◆ **DATA SUPPLIED**:
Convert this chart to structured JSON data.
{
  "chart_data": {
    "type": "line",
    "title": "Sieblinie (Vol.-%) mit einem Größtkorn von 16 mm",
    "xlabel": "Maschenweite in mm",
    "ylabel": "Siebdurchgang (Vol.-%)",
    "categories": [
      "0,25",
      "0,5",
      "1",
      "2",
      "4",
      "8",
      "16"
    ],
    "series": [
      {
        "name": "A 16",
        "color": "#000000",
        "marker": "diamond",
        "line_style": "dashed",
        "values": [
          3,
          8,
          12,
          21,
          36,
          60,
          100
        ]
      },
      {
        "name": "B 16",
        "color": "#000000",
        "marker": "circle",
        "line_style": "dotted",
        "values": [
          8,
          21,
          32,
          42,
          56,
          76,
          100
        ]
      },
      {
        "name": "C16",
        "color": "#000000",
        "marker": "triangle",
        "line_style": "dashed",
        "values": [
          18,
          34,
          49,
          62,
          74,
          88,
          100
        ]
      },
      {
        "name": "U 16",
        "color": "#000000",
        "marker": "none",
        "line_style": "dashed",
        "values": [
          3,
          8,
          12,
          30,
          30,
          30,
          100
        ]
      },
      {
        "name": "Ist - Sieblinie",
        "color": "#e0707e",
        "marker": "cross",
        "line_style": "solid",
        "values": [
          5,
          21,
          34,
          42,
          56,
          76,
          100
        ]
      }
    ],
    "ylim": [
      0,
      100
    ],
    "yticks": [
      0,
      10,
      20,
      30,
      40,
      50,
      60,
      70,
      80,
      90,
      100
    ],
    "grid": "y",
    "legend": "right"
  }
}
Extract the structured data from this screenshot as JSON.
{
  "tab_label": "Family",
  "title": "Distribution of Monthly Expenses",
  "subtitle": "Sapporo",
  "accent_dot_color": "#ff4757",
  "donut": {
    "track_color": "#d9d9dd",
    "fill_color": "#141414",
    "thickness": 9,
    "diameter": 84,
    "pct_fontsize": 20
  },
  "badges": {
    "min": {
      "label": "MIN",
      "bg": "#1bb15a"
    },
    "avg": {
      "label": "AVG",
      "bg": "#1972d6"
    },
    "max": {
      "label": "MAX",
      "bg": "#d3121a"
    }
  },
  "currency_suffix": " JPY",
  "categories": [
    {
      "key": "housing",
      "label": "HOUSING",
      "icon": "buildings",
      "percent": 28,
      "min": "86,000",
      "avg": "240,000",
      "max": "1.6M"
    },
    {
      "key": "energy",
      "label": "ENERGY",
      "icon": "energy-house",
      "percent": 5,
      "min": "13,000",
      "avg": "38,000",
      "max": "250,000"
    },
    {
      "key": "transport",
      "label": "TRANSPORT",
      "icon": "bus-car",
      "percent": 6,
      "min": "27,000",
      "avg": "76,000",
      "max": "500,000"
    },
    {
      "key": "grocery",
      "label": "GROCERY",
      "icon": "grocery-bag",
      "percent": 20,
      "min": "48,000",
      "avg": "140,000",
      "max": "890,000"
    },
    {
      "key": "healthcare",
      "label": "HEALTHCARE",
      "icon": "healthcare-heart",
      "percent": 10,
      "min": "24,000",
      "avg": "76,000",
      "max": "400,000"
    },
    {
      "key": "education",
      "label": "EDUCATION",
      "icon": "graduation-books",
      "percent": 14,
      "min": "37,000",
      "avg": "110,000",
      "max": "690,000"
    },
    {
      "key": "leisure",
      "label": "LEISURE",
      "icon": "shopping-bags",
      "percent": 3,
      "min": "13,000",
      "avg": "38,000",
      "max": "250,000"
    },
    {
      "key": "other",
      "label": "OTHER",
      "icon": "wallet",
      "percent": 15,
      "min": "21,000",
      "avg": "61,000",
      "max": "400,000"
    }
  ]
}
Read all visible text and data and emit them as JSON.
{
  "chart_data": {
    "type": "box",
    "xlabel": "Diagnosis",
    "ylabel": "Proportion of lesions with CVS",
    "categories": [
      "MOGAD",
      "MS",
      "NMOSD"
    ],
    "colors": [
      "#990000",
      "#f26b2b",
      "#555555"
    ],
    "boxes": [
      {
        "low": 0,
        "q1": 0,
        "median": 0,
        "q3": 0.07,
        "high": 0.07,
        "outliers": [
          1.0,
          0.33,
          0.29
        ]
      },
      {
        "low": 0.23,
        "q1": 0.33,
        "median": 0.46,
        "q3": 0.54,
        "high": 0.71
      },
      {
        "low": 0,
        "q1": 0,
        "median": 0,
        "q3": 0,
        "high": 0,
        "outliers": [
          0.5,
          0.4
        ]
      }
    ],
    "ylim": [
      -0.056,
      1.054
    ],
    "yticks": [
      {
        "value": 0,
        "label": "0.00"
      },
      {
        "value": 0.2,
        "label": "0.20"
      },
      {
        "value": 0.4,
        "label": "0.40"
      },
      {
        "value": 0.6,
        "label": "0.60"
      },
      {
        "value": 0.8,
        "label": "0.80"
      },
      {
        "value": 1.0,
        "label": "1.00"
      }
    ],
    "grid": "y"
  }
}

◆ **WHAT THE TASK ASKS**: Which lines in the records above contain the string "xlabel"? Copy each one.

◆ **CORRECT ANSWER**:
    "xlabel": "Maschenweite in mm",
    "xlabel": "Diagnosis",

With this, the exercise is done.